◆ **TASK STATEMENT**: Reproduce the entire listing word for word.

*** GIVEN RECORDS ***

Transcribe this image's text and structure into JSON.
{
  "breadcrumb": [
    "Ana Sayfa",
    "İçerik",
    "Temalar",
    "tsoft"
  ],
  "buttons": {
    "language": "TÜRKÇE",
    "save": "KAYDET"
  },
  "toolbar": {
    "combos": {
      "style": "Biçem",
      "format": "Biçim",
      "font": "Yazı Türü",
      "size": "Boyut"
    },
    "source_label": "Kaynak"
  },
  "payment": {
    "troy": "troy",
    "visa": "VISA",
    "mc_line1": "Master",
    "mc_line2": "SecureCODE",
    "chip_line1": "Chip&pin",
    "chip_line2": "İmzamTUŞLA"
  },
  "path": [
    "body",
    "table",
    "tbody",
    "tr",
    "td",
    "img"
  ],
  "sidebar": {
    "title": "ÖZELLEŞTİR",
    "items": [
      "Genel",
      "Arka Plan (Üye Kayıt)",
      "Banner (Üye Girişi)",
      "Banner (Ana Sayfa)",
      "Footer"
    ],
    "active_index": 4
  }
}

***

◆ **WRITTEN SOLUTION**:
Transcribe this image's text and structure into JSON.
{
  "breadcrumb": [
    "Ana Sayfa",
    "İçerik",
    "Temalar",
    "tsoft"
  ],
  "buttons": {
    "language": "TÜRKÇE",
    "save": "KAYDET"
  },
  "toolbar": {
    "combos": {
      "style": "Biçem",
      "format": "Biçim",
      "font": "Yazı Türü",
      "size": "Boyut"
    },
    "source_label": "Kaynak"
  },
  "payment": {
    "troy": "troy",
    "visa": "VISA",
    "mc_line1": "Master",
    "mc_line2": "SecureCODE",
    "chip_line1": "Chip&pin",
    "chip_line2": "İmzamTUŞLA"
  },
  "path": [
    "body",
    "table",
    "tbody",
    "tr",
    "td",
    "img"
  ],
  "sidebar": {
    "title": "ÖZELLEŞTİR",
    "items": [
      "Genel",
      "Arka Plan (Üye Kayıt)",
      "Banner (Üye Girişi)",
      "Banner (Ana Sayfa)",
      "Footer"
    ],
    "active_index": 4
  }
}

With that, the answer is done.